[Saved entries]
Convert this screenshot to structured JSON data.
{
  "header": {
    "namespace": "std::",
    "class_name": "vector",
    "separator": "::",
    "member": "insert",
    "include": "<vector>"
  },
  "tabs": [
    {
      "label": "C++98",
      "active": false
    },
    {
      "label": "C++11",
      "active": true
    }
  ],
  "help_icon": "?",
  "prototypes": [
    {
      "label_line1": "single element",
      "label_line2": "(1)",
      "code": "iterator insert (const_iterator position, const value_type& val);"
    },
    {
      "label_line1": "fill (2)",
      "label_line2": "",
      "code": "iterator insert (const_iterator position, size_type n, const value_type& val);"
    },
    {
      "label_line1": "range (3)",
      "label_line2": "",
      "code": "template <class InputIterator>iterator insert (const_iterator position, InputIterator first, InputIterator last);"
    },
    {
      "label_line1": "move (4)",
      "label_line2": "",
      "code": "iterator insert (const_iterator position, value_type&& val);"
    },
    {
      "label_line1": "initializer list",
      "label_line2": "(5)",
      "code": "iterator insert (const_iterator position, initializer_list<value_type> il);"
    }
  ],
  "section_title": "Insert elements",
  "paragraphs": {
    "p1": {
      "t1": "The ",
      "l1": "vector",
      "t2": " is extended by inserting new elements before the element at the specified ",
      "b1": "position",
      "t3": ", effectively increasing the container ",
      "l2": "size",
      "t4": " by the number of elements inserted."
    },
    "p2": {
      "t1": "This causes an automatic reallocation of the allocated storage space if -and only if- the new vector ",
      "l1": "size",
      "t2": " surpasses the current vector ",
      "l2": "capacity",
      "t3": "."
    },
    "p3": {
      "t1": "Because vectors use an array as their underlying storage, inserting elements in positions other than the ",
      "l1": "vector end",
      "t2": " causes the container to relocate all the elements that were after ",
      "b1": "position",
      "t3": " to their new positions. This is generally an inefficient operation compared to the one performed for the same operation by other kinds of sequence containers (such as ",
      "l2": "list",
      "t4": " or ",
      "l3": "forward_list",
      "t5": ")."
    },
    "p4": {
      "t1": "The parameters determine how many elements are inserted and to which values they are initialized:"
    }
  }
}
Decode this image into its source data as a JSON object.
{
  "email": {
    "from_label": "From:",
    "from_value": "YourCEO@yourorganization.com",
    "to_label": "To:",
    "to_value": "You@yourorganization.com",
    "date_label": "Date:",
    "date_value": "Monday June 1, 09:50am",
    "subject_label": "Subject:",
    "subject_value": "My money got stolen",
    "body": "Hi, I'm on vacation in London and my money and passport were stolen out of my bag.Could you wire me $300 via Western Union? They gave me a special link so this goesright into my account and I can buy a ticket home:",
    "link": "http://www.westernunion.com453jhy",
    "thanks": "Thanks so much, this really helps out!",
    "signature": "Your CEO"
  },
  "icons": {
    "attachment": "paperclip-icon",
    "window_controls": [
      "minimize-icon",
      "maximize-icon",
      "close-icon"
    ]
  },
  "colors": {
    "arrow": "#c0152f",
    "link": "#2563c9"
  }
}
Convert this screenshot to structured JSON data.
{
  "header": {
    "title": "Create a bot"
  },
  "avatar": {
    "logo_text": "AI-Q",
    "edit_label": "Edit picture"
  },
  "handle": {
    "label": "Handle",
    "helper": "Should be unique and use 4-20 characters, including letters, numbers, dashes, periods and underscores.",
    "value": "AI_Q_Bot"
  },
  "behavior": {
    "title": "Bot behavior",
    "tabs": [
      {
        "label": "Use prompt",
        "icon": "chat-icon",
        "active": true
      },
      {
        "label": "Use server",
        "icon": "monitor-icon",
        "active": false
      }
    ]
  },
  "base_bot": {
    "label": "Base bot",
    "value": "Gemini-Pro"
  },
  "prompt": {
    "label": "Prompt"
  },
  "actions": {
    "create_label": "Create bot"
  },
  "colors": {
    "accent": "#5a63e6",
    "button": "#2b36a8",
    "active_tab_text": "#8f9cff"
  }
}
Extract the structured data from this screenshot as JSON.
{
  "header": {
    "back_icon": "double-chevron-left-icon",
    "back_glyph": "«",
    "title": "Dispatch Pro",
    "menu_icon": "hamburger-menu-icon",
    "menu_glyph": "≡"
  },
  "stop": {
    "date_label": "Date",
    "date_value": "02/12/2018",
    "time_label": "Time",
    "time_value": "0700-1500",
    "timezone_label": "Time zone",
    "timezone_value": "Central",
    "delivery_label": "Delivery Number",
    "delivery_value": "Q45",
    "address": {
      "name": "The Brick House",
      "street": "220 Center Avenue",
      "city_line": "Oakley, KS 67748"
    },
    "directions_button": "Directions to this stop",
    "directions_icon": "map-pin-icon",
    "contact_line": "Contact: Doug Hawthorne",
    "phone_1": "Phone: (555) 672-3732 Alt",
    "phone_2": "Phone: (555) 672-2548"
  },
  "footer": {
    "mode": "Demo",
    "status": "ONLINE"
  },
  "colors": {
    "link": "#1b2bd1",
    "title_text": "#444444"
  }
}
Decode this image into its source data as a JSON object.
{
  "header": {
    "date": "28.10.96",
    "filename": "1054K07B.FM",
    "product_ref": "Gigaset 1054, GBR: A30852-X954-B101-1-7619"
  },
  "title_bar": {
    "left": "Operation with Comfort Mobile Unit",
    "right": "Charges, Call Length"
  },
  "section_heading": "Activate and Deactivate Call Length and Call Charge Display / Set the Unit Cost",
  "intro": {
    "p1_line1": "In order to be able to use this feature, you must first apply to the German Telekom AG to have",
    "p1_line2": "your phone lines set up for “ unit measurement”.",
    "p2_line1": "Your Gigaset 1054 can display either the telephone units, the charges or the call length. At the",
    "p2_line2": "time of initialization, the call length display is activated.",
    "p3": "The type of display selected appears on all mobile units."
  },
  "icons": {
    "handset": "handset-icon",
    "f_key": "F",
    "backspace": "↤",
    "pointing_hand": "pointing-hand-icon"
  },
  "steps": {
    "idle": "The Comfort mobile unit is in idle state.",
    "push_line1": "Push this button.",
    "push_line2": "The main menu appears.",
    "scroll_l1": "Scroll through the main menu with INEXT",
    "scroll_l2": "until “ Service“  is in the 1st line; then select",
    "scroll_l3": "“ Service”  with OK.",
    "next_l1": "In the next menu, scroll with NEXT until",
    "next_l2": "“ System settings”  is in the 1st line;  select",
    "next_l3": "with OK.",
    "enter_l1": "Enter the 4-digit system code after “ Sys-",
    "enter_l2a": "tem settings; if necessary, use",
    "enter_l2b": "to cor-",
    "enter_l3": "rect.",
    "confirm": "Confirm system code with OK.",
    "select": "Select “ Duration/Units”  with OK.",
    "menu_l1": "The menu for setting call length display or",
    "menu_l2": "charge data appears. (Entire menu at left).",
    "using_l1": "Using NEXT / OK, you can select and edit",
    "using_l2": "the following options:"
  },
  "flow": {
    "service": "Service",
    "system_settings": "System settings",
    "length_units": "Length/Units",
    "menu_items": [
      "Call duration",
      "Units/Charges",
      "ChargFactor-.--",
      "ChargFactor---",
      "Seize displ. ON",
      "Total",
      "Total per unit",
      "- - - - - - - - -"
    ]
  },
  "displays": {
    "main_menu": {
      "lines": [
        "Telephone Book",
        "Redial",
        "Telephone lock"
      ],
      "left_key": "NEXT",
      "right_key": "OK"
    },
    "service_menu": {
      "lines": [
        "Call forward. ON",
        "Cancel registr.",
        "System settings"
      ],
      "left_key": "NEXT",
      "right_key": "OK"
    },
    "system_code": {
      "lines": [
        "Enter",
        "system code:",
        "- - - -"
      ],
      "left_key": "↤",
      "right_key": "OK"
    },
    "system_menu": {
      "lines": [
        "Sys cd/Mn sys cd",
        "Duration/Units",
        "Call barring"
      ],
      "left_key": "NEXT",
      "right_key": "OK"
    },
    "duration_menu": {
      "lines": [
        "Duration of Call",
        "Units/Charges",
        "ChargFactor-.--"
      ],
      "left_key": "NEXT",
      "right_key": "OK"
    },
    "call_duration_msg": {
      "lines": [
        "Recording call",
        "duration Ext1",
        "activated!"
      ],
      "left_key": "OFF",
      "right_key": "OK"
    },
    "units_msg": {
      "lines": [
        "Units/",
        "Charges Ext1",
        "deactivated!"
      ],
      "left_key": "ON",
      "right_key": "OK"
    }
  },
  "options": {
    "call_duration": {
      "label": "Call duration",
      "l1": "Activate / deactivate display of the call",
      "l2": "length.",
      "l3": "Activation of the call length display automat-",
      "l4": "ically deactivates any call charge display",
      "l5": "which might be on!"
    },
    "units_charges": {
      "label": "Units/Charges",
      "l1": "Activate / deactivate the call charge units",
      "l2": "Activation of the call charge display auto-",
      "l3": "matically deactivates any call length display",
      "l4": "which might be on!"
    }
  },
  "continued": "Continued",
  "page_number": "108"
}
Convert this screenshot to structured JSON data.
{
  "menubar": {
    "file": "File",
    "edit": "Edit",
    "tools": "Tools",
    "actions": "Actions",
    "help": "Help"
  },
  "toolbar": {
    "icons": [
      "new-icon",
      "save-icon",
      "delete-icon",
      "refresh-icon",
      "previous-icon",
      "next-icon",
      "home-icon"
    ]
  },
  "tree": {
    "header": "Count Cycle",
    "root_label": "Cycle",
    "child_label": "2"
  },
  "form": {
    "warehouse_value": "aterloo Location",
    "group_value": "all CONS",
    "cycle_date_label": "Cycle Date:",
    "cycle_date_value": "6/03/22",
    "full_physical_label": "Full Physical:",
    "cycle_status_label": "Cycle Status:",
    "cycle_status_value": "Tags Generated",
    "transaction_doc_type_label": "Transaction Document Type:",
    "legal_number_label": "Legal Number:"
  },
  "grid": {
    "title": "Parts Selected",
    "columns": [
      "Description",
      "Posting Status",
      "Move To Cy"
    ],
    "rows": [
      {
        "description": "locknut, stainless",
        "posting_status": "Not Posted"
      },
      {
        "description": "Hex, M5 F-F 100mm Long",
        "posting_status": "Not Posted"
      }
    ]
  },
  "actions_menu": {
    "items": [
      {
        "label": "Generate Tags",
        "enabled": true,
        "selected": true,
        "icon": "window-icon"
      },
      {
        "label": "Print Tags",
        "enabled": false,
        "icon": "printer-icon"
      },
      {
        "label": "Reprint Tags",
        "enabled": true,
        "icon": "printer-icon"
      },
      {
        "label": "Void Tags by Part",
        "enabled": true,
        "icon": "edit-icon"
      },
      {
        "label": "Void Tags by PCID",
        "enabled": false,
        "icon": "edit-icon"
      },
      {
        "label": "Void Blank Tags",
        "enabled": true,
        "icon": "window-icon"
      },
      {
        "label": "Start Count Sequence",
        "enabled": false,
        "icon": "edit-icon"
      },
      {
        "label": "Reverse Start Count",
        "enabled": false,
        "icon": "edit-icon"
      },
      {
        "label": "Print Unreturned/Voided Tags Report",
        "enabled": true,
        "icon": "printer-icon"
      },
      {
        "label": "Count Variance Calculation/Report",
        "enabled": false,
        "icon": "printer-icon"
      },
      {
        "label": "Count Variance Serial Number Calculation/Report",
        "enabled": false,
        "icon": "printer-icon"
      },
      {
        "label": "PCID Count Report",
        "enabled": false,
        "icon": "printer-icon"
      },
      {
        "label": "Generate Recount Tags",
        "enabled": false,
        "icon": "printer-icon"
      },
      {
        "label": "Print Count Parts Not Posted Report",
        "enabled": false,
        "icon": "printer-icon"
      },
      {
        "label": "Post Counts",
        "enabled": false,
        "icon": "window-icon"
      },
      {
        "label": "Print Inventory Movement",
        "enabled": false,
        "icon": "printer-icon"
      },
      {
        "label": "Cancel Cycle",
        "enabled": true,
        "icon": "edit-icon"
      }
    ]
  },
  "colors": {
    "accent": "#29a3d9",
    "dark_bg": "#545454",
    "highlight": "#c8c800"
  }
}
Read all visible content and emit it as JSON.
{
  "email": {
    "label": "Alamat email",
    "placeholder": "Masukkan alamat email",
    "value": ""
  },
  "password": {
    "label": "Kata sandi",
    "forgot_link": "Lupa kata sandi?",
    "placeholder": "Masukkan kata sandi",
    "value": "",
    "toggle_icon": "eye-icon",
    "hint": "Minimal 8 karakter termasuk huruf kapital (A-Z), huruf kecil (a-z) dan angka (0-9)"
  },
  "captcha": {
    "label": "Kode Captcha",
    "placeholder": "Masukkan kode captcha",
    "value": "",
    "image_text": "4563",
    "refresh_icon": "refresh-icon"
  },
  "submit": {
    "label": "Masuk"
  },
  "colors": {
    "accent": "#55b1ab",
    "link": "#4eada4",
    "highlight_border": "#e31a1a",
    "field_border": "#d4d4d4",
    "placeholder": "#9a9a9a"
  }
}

→ **Description of the task**: Lines containing the word "might" must all be returned from the material above.

→ **Solution to this exercise**:
      "l5": "which might be on!"
      "l4": "which might be on!"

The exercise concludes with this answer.